* **EXERCISE**
Keep the pictures out and restate every record exactly.

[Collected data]
——————————

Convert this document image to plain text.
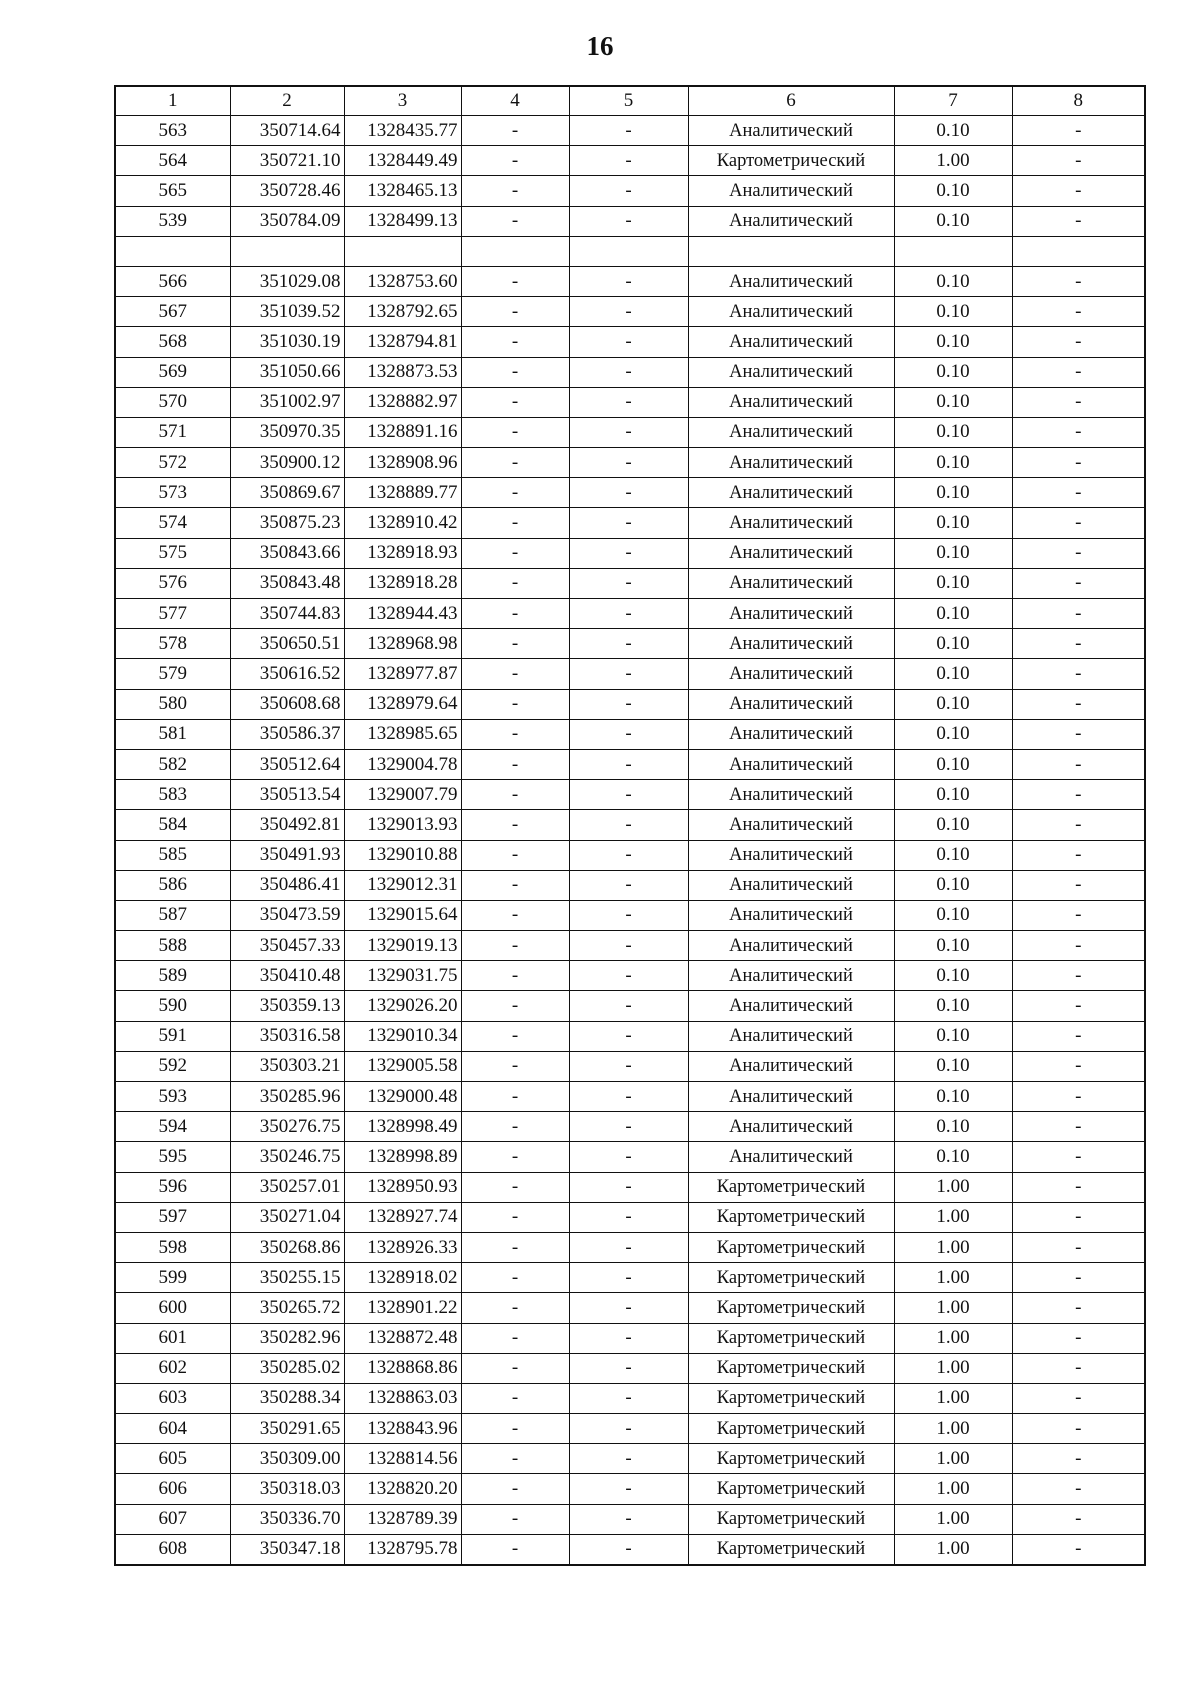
16
1	2	3	4	5	6	7	8
563	350714.64	1328435.77	-	-	Аналитический	0.10	-
564	350721.10	1328449.49	-	-	Картометрический	1.00	-
565	350728.46	1328465.13	-	-	Аналитический	0.10	-
539	350784.09	1328499.13	-	-	Аналитический	0.10	-

566	351029.08	1328753.60	-	-	Аналитический	0.10	-
567	351039.52	1328792.65	-	-	Аналитический	0.10	-
568	351030.19	1328794.81	-	-	Аналитический	0.10	-
569	351050.66	1328873.53	-	-	Аналитический	0.10	-
570	351002.97	1328882.97	-	-	Аналитический	0.10	-
571	350970.35	1328891.16	-	-	Аналитический	0.10	-
572	350900.12	1328908.96	-	-	Аналитический	0.10	-
573	350869.67	1328889.77	-	-	Аналитический	0.10	-
574	350875.23	1328910.42	-	-	Аналитический	0.10	-
575	350843.66	1328918.93	-	-	Аналитический	0.10	-
576	350843.48	1328918.28	-	-	Аналитический	0.10	-
577	350744.83	1328944.43	-	-	Аналитический	0.10	-
578	350650.51	1328968.98	-	-	Аналитический	0.10	-
579	350616.52	1328977.87	-	-	Аналитический	0.10	-
580	350608.68	1328979.64	-	-	Аналитический	0.10	-
581	350586.37	1328985.65	-	-	Аналитический	0.10	-
582	350512.64	1329004.78	-	-	Аналитический	0.10	-
583	350513.54	1329007.79	-	-	Аналитический	0.10	-
584	350492.81	1329013.93	-	-	Аналитический	0.10	-
585	350491.93	1329010.88	-	-	Аналитический	0.10	-
586	350486.41	1329012.31	-	-	Аналитический	0.10	-
587	350473.59	1329015.64	-	-	Аналитический	0.10	-
588	350457.33	1329019.13	-	-	Аналитический	0.10	-
589	350410.48	1329031.75	-	-	Аналитический	0.10	-
590	350359.13	1329026.20	-	-	Аналитический	0.10	-
591	350316.58	1329010.34	-	-	Аналитический	0.10	-
592	350303.21	1329005.58	-	-	Аналитический	0.10	-
593	350285.96	1329000.48	-	-	Аналитический	0.10	-
594	350276.75	1328998.49	-	-	Аналитический	0.10	-
595	350246.75	1328998.89	-	-	Аналитический	0.10	-
596	350257.01	1328950.93	-	-	Картометрический	1.00	-
597	350271.04	1328927.74	-	-	Картометрический	1.00	-
598	350268.86	1328926.33	-	-	Картометрический	1.00	-
599	350255.15	1328918.02	-	-	Картометрический	1.00	-
600	350265.72	1328901.22	-	-	Картометрический	1.00	-
601	350282.96	1328872.48	-	-	Картометрический	1.00	-
602	350285.02	1328868.86	-	-	Картометрический	1.00	-
603	350288.34	1328863.03	-	-	Картометрический	1.00	-
604	350291.65	1328843.96	-	-	Картометрический	1.00	-
605	350309.00	1328814.56	-	-	Картометрический	1.00	-
606	350318.03	1328820.20	-	-	Картометрический	1.00	-
607	350336.70	1328789.39	-	-	Картометрический	1.00	-
608	350347.18	1328795.78	-	-	Картометрический	1.00	-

——————————

* **ANSWER TO THE TASK**
Convert this document image to plain text.
16
1	2	3	4	5	6	7	8
563	350714.64	1328435.77	-	-	Аналитический	0.10	-
564	350721.10	1328449.49	-	-	Картометрический	1.00	-
565	350728.46	1328465.13	-	-	Аналитический	0.10	-
539	350784.09	1328499.13	-	-	Аналитический	0.10	-

566	351029.08	1328753.60	-	-	Аналитический	0.10	-
567	351039.52	1328792.65	-	-	Аналитический	0.10	-
568	351030.19	1328794.81	-	-	Аналитический	0.10	-
569	351050.66	1328873.53	-	-	Аналитический	0.10	-
570	351002.97	1328882.97	-	-	Аналитический	0.10	-
571	350970.35	1328891.16	-	-	Аналитический	0.10	-
572	350900.12	1328908.96	-	-	Аналитический	0.10	-
573	350869.67	1328889.77	-	-	Аналитический	0.10	-
574	350875.23	1328910.42	-	-	Аналитический	0.10	-
575	350843.66	1328918.93	-	-	Аналитический	0.10	-
576	350843.48	1328918.28	-	-	Аналитический	0.10	-
577	350744.83	1328944.43	-	-	Аналитический	0.10	-
578	350650.51	1328968.98	-	-	Аналитический	0.10	-
579	350616.52	1328977.87	-	-	Аналитический	0.10	-
580	350608.68	1328979.64	-	-	Аналитический	0.10	-
581	350586.37	1328985.65	-	-	Аналитический	0.10	-
582	350512.64	1329004.78	-	-	Аналитический	0.10	-
583	350513.54	1329007.79	-	-	Аналитический	0.10	-
584	350492.81	1329013.93	-	-	Аналитический	0.10	-
585	350491.93	1329010.88	-	-	Аналитический	0.10	-
586	350486.41	1329012.31	-	-	Аналитический	0.10	-
587	350473.59	1329015.64	-	-	Аналитический	0.10	-
588	350457.33	1329019.13	-	-	Аналитический	0.10	-
589	350410.48	1329031.75	-	-	Аналитический	0.10	-
590	350359.13	1329026.20	-	-	Аналитический	0.10	-
591	350316.58	1329010.34	-	-	Аналитический	0.10	-
592	350303.21	1329005.58	-	-	Аналитический	0.10	-
593	350285.96	1329000.48	-	-	Аналитический	0.10	-
594	350276.75	1328998.49	-	-	Аналитический	0.10	-
595	350246.75	1328998.89	-	-	Аналитический	0.10	-
596	350257.01	1328950.93	-	-	Картометрический	1.00	-
597	350271.04	1328927.74	-	-	Картометрический	1.00	-
598	350268.86	1328926.33	-	-	Картометрический	1.00	-
599	350255.15	1328918.02	-	-	Картометрический	1.00	-
600	350265.72	1328901.22	-	-	Картометрический	1.00	-
601	350282.96	1328872.48	-	-	Картометрический	1.00	-
602	350285.02	1328868.86	-	-	Картометрический	1.00	-
603	350288.34	1328863.03	-	-	Картометрический	1.00	-
604	350291.65	1328843.96	-	-	Картометрический	1.00	-
605	350309.00	1328814.56	-	-	Картометрический	1.00	-
606	350318.03	1328820.20	-	-	Картометрический	1.00	-
607	350336.70	1328789.39	-	-	Картометрический	1.00	-
608	350347.18	1328795.78	-	-	Картометрический	1.00	-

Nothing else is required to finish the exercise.